[Passage for review Boundary: Start]

The holiest thing I’ve ever seen wasn’t a Torah scroll being lifted at Neilah. It wasn’t a perfectly chanted Haftarah, or a soaring rendition of Kol Nidre. It wasn’t even a moment in synagogue at all.
It was the Grand Canyon of Yellowstone—standing at the edge of something so vast, so humbling, so ancient, that all I could do was whisper Mah rabu ma’asecha Adonai—how great are Your works, God. I didn’t say it aloud. I didn’t need to. The canyon itself was saying it for me.
Another time, I found myself in a Texas laundromat on a Thursday night, worn out and halfway across the country, trying to keep my week on track. I was traveling on USY on Wheels, exhausted, and still had Ma’ariv to say. And in that moment—amid the lint, fluorescent lights, and the smell of detergent—I felt oddly connected. Grounded. Holy.
Or the sunset I watched in silence last summer, my son curled under my arm, no phones, no service, just sky and flame and quiet. It was, in every way, a religious experience. No sermon, no minyan, no ark.
And yet I’m a synagogue rabbi. I’ve spent fifteen years building sacred community, defending its value, arguing that physical presence matters—that Jewish life rooted in time and space is essential.
So what do we do with this truth: that some of the most powerful spiritual moments of our lives happen outside the walls of the synagogue?
How does that square with the centrality of shul?
Let me be clear: I still believe in synagogue life. Fiercely. Not because it’s always transcendent (it isn’t), or because everyone always feels at home (they don’t), but because the very idea of showing up regularly to try—to pray, to learn, to wrestle, to be seen—is one of the most countercultural and holy acts a Jew can commit to in 2025.
Synagogue isn’t designed to compete with sunsets. It’s not supposed to match the majesty of Yellowstone or the intimacy of a parent and child. It’s designed to give us language for those moments. To build the muscles of awareness so that when the grandeur hits us—on a mountain, in a hospital room, or even a laundromat—we know how to say: This is holy. This is real. This is God.

[Passage for review Boundary: End]
[Raw data Boundary: Start]

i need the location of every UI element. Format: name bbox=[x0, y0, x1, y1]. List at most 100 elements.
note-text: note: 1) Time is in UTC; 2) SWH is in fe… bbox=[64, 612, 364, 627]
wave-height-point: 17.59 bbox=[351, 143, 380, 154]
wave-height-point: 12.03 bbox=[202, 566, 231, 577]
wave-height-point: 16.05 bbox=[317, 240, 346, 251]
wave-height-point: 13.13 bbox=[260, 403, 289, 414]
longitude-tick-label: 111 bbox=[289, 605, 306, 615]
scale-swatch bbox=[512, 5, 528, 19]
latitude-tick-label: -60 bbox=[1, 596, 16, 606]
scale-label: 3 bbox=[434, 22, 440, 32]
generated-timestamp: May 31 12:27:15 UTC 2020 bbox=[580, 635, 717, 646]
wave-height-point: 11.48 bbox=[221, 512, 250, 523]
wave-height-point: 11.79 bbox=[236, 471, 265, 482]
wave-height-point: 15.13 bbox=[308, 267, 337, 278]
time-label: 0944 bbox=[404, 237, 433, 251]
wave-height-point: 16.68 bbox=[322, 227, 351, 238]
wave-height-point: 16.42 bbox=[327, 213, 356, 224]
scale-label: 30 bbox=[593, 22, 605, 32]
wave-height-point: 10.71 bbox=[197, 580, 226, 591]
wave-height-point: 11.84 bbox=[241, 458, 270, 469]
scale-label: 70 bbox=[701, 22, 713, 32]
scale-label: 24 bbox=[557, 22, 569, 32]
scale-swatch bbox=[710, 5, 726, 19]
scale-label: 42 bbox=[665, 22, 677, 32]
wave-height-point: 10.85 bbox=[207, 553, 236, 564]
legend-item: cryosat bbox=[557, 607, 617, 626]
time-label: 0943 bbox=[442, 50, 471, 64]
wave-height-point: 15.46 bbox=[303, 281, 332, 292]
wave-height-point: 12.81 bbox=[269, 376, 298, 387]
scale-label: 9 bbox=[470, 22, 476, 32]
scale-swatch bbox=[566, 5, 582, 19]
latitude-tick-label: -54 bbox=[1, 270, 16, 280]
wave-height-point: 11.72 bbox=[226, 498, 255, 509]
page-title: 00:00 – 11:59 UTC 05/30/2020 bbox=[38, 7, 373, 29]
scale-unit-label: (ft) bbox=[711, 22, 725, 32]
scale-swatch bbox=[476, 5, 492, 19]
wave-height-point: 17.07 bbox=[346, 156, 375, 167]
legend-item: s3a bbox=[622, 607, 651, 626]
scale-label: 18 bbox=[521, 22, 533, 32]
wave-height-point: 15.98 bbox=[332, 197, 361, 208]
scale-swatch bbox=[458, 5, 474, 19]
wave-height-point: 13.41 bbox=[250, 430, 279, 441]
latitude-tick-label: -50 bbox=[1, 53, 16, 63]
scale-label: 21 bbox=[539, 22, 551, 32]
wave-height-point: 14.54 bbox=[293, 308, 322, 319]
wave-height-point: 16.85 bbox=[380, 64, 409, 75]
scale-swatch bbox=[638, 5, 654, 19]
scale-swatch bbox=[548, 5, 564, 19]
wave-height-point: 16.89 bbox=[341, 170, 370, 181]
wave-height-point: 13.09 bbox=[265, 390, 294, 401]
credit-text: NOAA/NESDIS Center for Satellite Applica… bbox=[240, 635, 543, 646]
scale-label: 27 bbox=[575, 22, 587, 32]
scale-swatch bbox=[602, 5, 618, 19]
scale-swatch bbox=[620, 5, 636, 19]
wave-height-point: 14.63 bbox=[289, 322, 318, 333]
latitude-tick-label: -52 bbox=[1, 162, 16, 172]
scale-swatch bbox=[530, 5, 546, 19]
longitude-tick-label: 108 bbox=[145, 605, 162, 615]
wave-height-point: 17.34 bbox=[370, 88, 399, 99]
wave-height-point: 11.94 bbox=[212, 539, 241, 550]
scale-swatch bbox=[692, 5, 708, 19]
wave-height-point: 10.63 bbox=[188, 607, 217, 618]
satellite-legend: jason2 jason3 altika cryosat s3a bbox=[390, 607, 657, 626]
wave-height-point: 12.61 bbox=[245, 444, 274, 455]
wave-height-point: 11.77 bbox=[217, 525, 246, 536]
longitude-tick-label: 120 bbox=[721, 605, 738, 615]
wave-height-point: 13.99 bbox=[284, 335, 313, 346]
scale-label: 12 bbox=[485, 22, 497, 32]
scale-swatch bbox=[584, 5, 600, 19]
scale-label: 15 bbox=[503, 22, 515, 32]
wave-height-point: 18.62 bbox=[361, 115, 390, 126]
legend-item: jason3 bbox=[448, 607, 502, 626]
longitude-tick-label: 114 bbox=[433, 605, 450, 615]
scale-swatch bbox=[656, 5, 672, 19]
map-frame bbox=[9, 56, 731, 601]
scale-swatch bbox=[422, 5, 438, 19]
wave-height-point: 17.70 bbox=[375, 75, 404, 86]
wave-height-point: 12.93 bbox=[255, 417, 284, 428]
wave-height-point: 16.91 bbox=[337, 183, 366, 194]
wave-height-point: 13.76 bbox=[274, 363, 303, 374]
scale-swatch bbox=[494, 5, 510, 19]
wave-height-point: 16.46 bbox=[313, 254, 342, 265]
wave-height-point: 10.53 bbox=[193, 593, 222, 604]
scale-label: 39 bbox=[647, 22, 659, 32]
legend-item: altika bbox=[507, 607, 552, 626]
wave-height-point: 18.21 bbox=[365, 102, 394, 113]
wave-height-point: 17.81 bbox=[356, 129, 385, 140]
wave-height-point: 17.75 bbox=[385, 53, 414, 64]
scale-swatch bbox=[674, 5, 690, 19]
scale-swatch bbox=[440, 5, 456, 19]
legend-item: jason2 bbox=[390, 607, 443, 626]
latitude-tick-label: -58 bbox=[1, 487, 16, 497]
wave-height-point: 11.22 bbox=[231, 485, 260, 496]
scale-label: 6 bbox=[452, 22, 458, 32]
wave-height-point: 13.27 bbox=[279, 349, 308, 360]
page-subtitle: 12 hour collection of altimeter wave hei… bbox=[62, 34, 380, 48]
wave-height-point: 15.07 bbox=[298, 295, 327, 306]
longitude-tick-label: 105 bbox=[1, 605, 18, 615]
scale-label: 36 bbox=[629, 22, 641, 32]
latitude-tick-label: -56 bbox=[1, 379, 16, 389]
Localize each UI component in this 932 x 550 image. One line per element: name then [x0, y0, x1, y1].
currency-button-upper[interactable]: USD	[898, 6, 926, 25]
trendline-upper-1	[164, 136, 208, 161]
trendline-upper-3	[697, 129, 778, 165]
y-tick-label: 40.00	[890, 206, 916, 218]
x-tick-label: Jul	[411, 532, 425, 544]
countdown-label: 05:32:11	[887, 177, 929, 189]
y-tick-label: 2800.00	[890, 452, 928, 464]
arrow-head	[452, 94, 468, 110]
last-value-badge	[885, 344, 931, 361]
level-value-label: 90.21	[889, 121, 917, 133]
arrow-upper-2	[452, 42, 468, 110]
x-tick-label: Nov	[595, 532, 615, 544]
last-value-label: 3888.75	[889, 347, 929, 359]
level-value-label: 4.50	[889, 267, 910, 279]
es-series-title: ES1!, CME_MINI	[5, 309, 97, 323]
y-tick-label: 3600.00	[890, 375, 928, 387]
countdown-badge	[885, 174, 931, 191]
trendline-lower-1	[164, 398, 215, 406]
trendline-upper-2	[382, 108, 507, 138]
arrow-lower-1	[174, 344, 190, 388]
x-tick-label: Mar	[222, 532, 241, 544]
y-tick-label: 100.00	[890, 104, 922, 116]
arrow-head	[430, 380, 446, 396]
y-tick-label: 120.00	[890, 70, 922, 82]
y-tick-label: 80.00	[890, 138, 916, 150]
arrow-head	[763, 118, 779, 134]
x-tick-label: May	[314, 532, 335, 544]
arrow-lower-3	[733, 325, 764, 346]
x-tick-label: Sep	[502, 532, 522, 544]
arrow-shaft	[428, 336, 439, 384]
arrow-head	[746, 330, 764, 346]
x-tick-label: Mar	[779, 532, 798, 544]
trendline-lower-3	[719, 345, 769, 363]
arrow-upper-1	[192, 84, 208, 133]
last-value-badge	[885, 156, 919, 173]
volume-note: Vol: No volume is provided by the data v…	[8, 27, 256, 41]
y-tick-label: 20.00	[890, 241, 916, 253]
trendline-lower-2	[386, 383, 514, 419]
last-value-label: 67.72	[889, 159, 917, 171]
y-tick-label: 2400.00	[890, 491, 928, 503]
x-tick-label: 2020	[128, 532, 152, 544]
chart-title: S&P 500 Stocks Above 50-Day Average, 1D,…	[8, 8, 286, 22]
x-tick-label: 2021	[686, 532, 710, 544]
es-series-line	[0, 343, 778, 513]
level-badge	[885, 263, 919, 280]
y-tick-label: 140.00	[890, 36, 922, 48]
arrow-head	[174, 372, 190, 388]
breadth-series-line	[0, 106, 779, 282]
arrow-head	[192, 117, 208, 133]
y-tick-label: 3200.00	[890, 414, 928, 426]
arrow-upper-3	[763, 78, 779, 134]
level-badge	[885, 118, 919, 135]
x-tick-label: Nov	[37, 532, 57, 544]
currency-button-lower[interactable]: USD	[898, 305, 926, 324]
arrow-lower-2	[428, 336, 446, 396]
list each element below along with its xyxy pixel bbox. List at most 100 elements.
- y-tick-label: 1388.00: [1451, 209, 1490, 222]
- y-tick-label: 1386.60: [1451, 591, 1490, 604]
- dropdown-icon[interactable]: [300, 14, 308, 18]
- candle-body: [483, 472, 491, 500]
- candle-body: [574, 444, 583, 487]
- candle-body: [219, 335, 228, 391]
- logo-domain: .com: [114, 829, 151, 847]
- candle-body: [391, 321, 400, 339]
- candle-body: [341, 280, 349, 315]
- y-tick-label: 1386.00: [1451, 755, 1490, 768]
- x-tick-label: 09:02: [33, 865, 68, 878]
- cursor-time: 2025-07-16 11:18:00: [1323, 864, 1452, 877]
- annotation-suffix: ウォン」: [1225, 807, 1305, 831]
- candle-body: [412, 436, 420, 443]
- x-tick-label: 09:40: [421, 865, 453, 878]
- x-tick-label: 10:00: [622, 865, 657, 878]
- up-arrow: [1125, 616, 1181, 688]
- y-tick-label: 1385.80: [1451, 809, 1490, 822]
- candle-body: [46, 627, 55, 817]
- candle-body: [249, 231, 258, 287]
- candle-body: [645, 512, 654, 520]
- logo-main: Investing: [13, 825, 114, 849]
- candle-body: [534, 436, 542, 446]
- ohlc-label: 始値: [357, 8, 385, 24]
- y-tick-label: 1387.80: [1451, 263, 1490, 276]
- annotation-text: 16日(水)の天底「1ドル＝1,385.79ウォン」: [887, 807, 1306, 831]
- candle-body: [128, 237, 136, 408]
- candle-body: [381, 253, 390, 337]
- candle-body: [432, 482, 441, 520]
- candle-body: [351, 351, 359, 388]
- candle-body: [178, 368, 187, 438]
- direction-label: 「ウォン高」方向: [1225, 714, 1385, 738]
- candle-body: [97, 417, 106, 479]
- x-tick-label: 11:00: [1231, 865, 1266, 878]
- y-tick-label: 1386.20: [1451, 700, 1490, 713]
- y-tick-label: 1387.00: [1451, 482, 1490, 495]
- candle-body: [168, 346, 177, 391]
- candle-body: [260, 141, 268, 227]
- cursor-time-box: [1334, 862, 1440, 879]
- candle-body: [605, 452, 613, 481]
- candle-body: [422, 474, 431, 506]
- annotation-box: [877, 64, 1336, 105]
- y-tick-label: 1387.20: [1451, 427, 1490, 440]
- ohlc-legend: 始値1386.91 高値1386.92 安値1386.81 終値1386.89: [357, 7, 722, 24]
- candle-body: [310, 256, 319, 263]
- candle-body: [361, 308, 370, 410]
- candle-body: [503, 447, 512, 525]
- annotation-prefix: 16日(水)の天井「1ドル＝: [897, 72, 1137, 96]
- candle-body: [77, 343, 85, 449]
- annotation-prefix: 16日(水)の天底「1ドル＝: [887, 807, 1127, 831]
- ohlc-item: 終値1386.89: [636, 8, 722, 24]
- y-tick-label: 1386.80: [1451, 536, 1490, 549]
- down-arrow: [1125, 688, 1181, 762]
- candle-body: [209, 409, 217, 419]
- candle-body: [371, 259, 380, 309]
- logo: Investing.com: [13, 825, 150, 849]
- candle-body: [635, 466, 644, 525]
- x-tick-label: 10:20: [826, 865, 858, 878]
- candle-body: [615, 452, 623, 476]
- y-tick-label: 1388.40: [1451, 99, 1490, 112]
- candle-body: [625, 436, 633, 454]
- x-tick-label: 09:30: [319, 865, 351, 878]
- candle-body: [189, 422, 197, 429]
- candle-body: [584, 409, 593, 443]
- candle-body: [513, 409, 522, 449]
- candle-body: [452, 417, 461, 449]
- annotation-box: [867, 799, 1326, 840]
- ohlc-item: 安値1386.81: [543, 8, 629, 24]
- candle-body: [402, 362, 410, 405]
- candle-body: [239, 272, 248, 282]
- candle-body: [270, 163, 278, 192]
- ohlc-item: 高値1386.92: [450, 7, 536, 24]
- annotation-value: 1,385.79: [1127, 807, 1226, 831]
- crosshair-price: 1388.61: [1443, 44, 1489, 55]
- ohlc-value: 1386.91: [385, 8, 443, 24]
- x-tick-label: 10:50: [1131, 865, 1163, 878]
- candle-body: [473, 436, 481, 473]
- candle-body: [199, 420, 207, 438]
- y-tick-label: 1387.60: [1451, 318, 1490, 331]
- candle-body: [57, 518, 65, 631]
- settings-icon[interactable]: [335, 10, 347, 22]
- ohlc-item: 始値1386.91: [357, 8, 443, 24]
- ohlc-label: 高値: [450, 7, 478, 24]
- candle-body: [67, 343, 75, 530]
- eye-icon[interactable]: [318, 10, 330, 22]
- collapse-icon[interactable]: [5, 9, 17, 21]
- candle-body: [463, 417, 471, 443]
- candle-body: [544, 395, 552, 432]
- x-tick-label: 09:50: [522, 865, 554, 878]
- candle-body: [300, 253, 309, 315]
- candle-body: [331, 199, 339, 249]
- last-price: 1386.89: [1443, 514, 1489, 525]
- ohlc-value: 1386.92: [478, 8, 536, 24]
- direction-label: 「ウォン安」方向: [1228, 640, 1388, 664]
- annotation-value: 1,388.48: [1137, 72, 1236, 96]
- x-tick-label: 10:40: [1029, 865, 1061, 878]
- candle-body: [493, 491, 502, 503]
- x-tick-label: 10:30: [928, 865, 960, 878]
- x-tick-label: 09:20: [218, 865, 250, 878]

[Raw data Boundary: End]

Study questions:
a – Summarize the essay on holiness beyond the synagogue in two sentences.
b – Write a continuation of the essay on holiness beyond the synagogue, picking up after its final paragraph.

Expected results:
a – A synagogue rabbi of fifteen years describes deeply spiritual moments that happened outside synagogue walls: at the Grand Canyon of Yellowstone, in a Texas laundromat while saying Ma'ariv, and during a silent sunset with a son. The rabbi still fiercely believes in synagogue life, arguing that showing up regularly is a countercultural and holy act and that synagogue exists not to compete with such moments but to give people the language and awareness to recognize them as holy.

b –
The synagogue teaches us how to notice.
It gives us the tools to shape awe into gratitude, fear into prayer, loss into memory, and joy into blessing.
The problem is not that we find holiness outside the synagogue. The problem is when we think that because we’ve felt something powerful in nature or in solitude, we no longer need community, ritual, or shared space.
But we do.
You can have breathtaking moments in isolation. You cannot build a people in isolation.
The majesty of Yellowstone doesn’t visit you when you’re sick in the hospital. A sunset doesn’t say Kaddish with you. A mountain doesn’t hold your hand at a funeral or teach your kid to chant Torah.
Community does.
The holiness we find outside the synagogue is real. But the holiness we build inside it—that’s the glue of Jewish continuity. That’s the difference between spiritual highs and spiritual life.
So yes—the holiest things I’ve seen weren’t in synagogue. But the reason I could see them as holy is because I’ve spent years walking into sanctuaries with people who taught me how.
That’s why I still show up. And that’s why I hope you do too.